- TASK OBJECTIVE: Would you quote the material below in full and unchanged?

Stored records
%%
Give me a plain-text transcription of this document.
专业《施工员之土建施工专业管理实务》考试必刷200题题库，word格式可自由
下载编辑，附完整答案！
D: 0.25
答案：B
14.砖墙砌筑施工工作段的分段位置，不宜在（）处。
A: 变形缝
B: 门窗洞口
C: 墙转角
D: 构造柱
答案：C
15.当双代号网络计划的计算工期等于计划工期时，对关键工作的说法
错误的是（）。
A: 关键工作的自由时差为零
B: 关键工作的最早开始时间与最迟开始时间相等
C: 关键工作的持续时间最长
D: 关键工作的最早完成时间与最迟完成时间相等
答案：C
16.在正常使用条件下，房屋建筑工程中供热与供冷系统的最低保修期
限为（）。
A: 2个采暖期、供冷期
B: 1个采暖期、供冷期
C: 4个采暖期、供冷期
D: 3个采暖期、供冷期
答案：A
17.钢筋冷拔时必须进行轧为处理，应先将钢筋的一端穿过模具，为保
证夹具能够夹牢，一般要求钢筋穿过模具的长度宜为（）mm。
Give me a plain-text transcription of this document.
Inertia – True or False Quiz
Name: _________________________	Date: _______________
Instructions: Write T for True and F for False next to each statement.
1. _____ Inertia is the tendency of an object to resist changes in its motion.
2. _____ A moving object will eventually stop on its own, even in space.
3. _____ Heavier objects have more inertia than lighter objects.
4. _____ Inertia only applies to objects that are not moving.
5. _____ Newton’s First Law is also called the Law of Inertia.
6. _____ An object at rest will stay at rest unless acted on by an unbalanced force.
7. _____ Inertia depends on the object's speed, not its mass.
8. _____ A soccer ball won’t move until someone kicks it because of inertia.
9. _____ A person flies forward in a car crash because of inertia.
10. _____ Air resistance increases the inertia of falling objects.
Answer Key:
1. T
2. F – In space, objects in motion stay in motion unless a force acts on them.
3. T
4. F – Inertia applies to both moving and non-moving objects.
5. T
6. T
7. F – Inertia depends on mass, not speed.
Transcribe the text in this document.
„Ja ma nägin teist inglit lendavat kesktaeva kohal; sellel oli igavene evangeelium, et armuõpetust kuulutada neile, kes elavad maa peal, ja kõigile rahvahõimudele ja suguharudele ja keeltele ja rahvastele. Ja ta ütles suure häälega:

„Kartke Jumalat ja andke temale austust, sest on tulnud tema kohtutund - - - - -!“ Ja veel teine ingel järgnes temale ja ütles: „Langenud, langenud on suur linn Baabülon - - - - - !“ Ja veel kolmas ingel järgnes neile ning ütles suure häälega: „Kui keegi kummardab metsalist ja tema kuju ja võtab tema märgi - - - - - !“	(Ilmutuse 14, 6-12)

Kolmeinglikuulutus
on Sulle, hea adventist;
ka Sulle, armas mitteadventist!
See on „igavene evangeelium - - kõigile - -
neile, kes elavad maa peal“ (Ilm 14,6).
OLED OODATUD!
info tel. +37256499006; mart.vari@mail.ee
%%
- THE RESULT:
Give me a plain-text transcription of this document.
专业《施工员之土建施工专业管理实务》考试必刷200题题库，word格式可自由
下载编辑，附完整答案！
D: 0.25
答案：B
14.砖墙砌筑施工工作段的分段位置，不宜在（）处。
A: 变形缝
B: 门窗洞口
C: 墙转角
D: 构造柱
答案：C
15.当双代号网络计划的计算工期等于计划工期时，对关键工作的说法
错误的是（）。
A: 关键工作的自由时差为零
B: 关键工作的最早开始时间与最迟开始时间相等
C: 关键工作的持续时间最长
D: 关键工作的最早完成时间与最迟完成时间相等
答案：C
16.在正常使用条件下，房屋建筑工程中供热与供冷系统的最低保修期
限为（）。
A: 2个采暖期、供冷期
B: 1个采暖期、供冷期
C: 4个采暖期、供冷期
D: 3个采暖期、供冷期
答案：A
17.钢筋冷拔时必须进行轧为处理，应先将钢筋的一端穿过模具，为保
证夹具能够夹牢，一般要求钢筋穿过模具的长度宜为（）mm。
Give me a plain-text transcription of this document.
Inertia – True or False Quiz
Name: _________________________	Date: _______________
Instructions: Write T for True and F for False next to each statement.
1. _____ Inertia is the tendency of an object to resist changes in its motion.
2. _____ A moving object will eventually stop on its own, even in space.
3. _____ Heavier objects have more inertia than lighter objects.
4. _____ Inertia only applies to objects that are not moving.
5. _____ Newton’s First Law is also called the Law of Inertia.
6. _____ An object at rest will stay at rest unless acted on by an unbalanced force.
7. _____ Inertia depends on the object's speed, not its mass.
8. _____ A soccer ball won’t move until someone kicks it because of inertia.
9. _____ A person flies forward in a car crash because of inertia.
10. _____ Air resistance increases the inertia of falling objects.
Answer Key:
1. T
2. F – In space, objects in motion stay in motion unless a force acts on them.
3. T
4. F – Inertia applies to both moving and non-moving objects.
5. T
6. T
7. F – Inertia depends on mass, not speed.
Transcribe the text in this document.
„Ja ma nägin teist inglit lendavat kesktaeva kohal; sellel oli igavene evangeelium, et armuõpetust kuulutada neile, kes elavad maa peal, ja kõigile rahvahõimudele ja suguharudele ja keeltele ja rahvastele. Ja ta ütles suure häälega:

„Kartke Jumalat ja andke temale austust, sest on tulnud tema kohtutund - - - - -!“ Ja veel teine ingel järgnes temale ja ütles: „Langenud, langenud on suur linn Baabülon - - - - - !“ Ja veel kolmas ingel järgnes neile ning ütles suure häälega: „Kui keegi kummardab metsalist ja tema kuju ja võtab tema märgi - - - - - !“	(Ilmutuse 14, 6-12)

Kolmeinglikuulutus
on Sulle, hea adventist;
ka Sulle, armas mitteadventist!
See on „igavene evangeelium - - kõigile - -
neile, kes elavad maa peal“ (Ilm 14,6).
OLED OODATUD!
info tel. +37256499006; mart.vari@mail.ee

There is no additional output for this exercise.